Locate the line containing "Convert this screenshot" in the material below. Copy that line and all following lines through the end exactly, omitting any pictures.

==========

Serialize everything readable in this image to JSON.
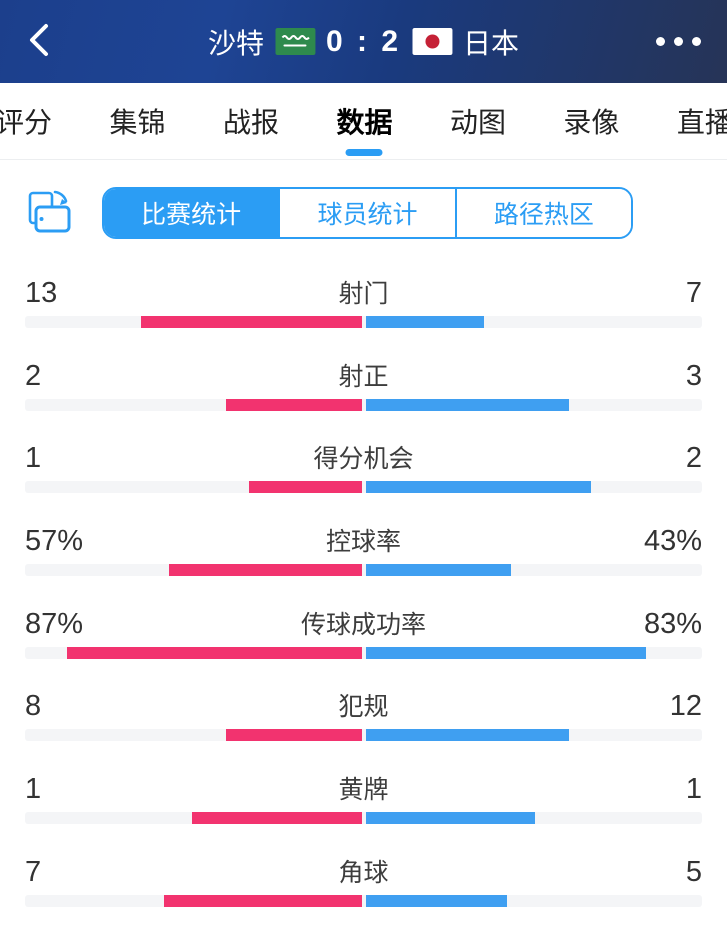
{
  "colors": {
    "accent": "#2b9df4",
    "home_bar": "#f2336f",
    "away_bar": "#3f9ff1",
    "track": "#f4f5f7",
    "header_left": "#1c3f8c",
    "header_right": "#263457"
  },
  "header": {
    "back_icon": "chevron-left",
    "home_team": "沙特",
    "score": "0 : 2",
    "away_team": "日本",
    "home_flag": "saudi-arabia-flag",
    "away_flag": "japan-flag",
    "more_icon": "ellipsis"
  },
  "tabs": [
    {
      "id": "rating",
      "label": "评分",
      "active": false
    },
    {
      "id": "highlights",
      "label": "集锦",
      "active": false
    },
    {
      "id": "report",
      "label": "战报",
      "active": false
    },
    {
      "id": "data",
      "label": "数据",
      "active": true
    },
    {
      "id": "gifs",
      "label": "动图",
      "active": false
    },
    {
      "id": "video",
      "label": "录像",
      "active": false
    },
    {
      "id": "live",
      "label": "直播",
      "active": false
    }
  ],
  "subtabs": {
    "rotate_icon": "rotate-screen",
    "segments": [
      {
        "id": "match-stats",
        "label": "比赛统计",
        "active": true
      },
      {
        "id": "player-stats",
        "label": "球员统计",
        "active": false
      },
      {
        "id": "heat-map",
        "label": "路径热区",
        "active": false
      }
    ]
  },
  "chart_data": {
    "type": "bar",
    "title": "比赛统计",
    "legend": {
      "home": "沙特",
      "away": "日本"
    },
    "layout": "mirrored-center-bars, home extends left (pink), away extends right (blue)",
    "rows": [
      {
        "id": "shots",
        "label": "射门",
        "home": 13,
        "away": 7,
        "home_display": "13",
        "away_display": "7",
        "mode": "share"
      },
      {
        "id": "shots-on-target",
        "label": "射正",
        "home": 2,
        "away": 3,
        "home_display": "2",
        "away_display": "3",
        "mode": "share"
      },
      {
        "id": "big-chances",
        "label": "得分机会",
        "home": 1,
        "away": 2,
        "home_display": "1",
        "away_display": "2",
        "mode": "share"
      },
      {
        "id": "possession",
        "label": "控球率",
        "home": 57,
        "away": 43,
        "home_display": "57%",
        "away_display": "43%",
        "mode": "percent"
      },
      {
        "id": "pass-accuracy",
        "label": "传球成功率",
        "home": 87,
        "away": 83,
        "home_display": "87%",
        "away_display": "83%",
        "mode": "percent"
      },
      {
        "id": "fouls",
        "label": "犯规",
        "home": 8,
        "away": 12,
        "home_display": "8",
        "away_display": "12",
        "mode": "share"
      },
      {
        "id": "yellow-cards",
        "label": "黄牌",
        "home": 1,
        "away": 1,
        "home_display": "1",
        "away_display": "1",
        "mode": "share"
      },
      {
        "id": "corners",
        "label": "角球",
        "home": 7,
        "away": 5,
        "home_display": "7",
        "away_display": "5",
        "mode": "share"
      }
    ]
  }
}
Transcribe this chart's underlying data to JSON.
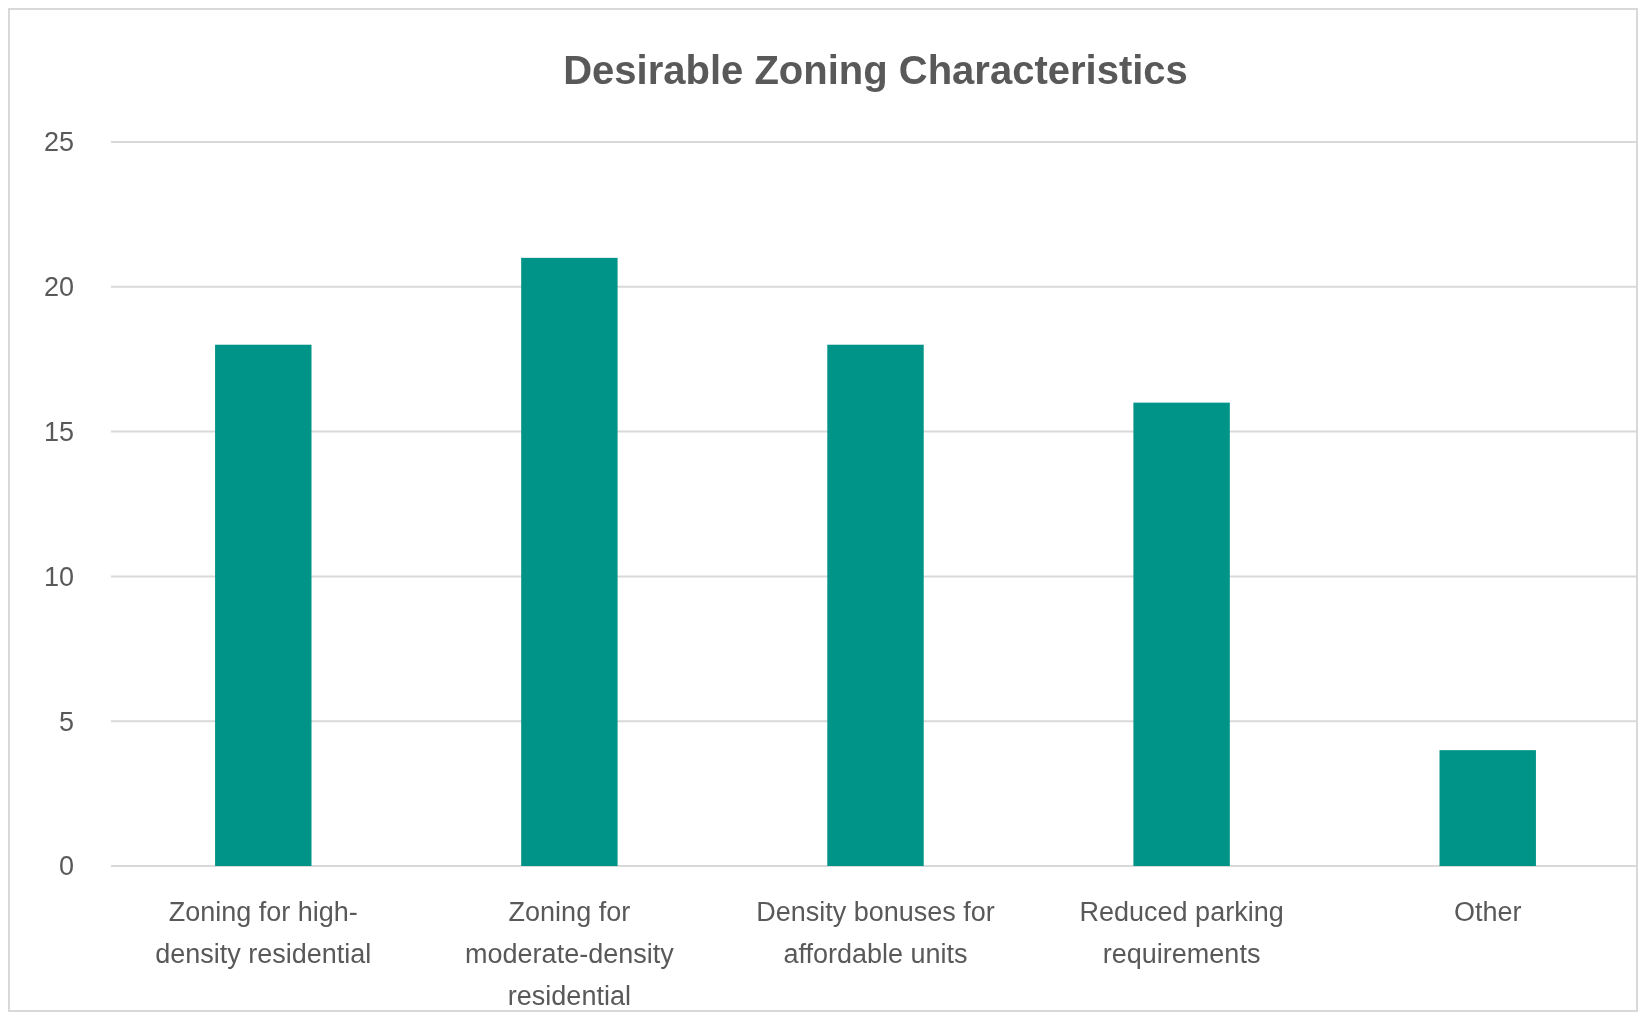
{
  "chart_data": {
    "type": "bar",
    "title": "Desirable Zoning Characteristics",
    "categories": [
      "Zoning for high-density residential",
      "Zoning for moderate-density residential",
      "Density bonuses for affordable units",
      "Reduced parking requirements",
      "Other"
    ],
    "values": [
      18,
      21,
      18,
      16,
      4
    ],
    "color": "#009387",
    "ylim": [
      0,
      25
    ],
    "yticks": [
      0,
      5,
      10,
      15,
      20,
      25
    ],
    "grid": "y"
  }
}
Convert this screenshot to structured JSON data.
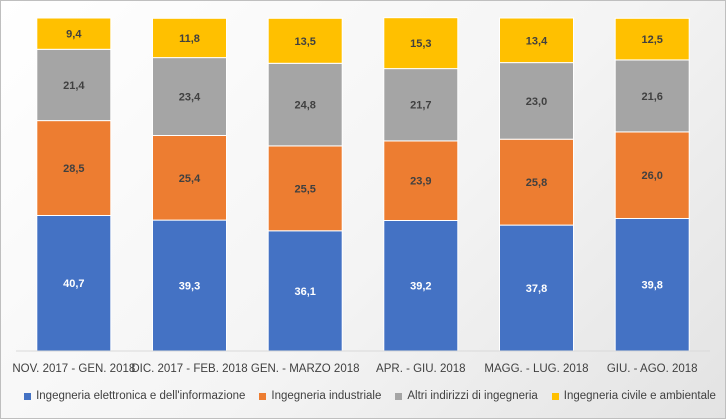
{
  "chart_data": {
    "type": "bar",
    "stacked": true,
    "categories": [
      "NOV. 2017 - GEN. 2018",
      "DIC. 2017 - FEB. 2018",
      "GEN. - MARZO 2018",
      "APR. - GIU. 2018",
      "MAGG. - LUG. 2018",
      "GIU. - AGO. 2018"
    ],
    "series": [
      {
        "name": "Ingegneria elettronica e dell'informazione",
        "color": "#4472c4",
        "values": [
          40.7,
          39.3,
          36.1,
          39.2,
          37.8,
          39.8
        ],
        "labels": [
          "40,7",
          "39,3",
          "36,1",
          "39,2",
          "37,8",
          "39,8"
        ]
      },
      {
        "name": "Ingegneria industriale",
        "color": "#ed7d31",
        "values": [
          28.5,
          25.4,
          25.5,
          23.9,
          25.8,
          26.0
        ],
        "labels": [
          "28,5",
          "25,4",
          "25,5",
          "23,9",
          "25,8",
          "26,0"
        ]
      },
      {
        "name": "Altri indirizzi di ingegneria",
        "color": "#a5a5a5",
        "values": [
          21.4,
          23.4,
          24.8,
          21.7,
          23.0,
          21.6
        ],
        "labels": [
          "21,4",
          "23,4",
          "24,8",
          "21,7",
          "23,0",
          "21,6"
        ]
      },
      {
        "name": "Ingegneria civile e ambientale",
        "color": "#ffc000",
        "values": [
          9.4,
          11.8,
          13.5,
          15.3,
          13.4,
          12.5
        ],
        "labels": [
          "9,4",
          "11,8",
          "13,5",
          "15,3",
          "13,4",
          "12,5"
        ]
      }
    ],
    "ylim": [
      0,
      100
    ],
    "grid": false,
    "legend_position": "bottom",
    "title": "",
    "xlabel": "",
    "ylabel": ""
  }
}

==========

## FINISHED EXERCISE
Convert this screenshot to structured JSON data.
{
  "chart_data": {
    "type": "bar",
    "stacked": true,
    "categories": [
      "NOV. 2017 - GEN. 2018",
      "DIC. 2017 - FEB. 2018",
      "GEN. - MARZO 2018",
      "APR. - GIU. 2018",
      "MAGG. - LUG. 2018",
      "GIU. - AGO. 2018"
    ],
    "series": [
      {
        "name": "Ingegneria elettronica e dell'informazione",
        "color": "#4472c4",
        "values": [
          40.7,
          39.3,
          36.1,
          39.2,
          37.8,
          39.8
        ],
        "labels": [
          "40,7",
          "39,3",
          "36,1",
          "39,2",
          "37,8",
          "39,8"
        ]
      },
      {
        "name": "Ingegneria industriale",
        "color": "#ed7d31",
        "values": [
          28.5,
          25.4,
          25.5,
          23.9,
          25.8,
          26.0
        ],
        "labels": [
          "28,5",
          "25,4",
          "25,5",
          "23,9",
          "25,8",
          "26,0"
        ]
      },
      {
        "name": "Altri indirizzi di ingegneria",
        "color": "#a5a5a5",
        "values": [
          21.4,
          23.4,
          24.8,
          21.7,
          23.0,
          21.6
        ],
        "labels": [
          "21,4",
          "23,4",
          "24,8",
          "21,7",
          "23,0",
          "21,6"
        ]
      },
      {
        "name": "Ingegneria civile e ambientale",
        "color": "#ffc000",
        "values": [
          9.4,
          11.8,
          13.5,
          15.3,
          13.4,
          12.5
        ],
        "labels": [
          "9,4",
          "11,8",
          "13,5",
          "15,3",
          "13,4",
          "12,5"
        ]
      }
    ],
    "ylim": [
      0,
      100
    ],
    "grid": false,
    "legend_position": "bottom",
    "title": "",
    "xlabel": "",
    "ylabel": ""
  }
}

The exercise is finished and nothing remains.